Track down every line below that holds "qǐlái" and copy it.

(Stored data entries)
········
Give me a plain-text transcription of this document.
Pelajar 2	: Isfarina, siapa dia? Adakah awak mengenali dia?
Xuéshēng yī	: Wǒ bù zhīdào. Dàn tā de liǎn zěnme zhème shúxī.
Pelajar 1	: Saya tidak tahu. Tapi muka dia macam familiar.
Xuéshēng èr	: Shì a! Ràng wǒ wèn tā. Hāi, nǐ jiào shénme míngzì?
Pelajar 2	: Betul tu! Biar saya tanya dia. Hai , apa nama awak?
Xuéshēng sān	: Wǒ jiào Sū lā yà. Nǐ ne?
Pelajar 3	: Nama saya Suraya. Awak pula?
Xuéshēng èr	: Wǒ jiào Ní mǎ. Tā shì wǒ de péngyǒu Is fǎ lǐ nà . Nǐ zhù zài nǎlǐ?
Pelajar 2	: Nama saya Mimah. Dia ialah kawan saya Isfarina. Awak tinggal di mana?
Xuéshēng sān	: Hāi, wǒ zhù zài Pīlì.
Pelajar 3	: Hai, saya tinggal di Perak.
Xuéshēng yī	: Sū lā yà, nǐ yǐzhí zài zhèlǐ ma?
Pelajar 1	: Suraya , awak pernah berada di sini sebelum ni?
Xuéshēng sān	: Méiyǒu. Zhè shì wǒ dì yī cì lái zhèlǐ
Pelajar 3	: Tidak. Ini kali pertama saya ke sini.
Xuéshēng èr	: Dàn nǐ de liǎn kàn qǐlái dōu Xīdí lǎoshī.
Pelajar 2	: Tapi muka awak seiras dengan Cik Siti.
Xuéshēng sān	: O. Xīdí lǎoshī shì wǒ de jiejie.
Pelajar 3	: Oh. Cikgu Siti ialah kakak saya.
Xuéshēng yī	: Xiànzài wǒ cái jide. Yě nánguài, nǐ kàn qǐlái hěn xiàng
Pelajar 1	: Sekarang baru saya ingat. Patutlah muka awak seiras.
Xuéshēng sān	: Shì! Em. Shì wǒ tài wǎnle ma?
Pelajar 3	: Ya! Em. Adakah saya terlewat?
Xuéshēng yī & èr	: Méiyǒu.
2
········
*Reply:*
Xuéshēng èr	: Dàn nǐ de liǎn kàn qǐlái dōu Xīdí lǎoshī.
Xuéshēng yī	: Xiànzài wǒ cái jide. Yě nánguài, nǐ kàn qǐlái hěn xiàng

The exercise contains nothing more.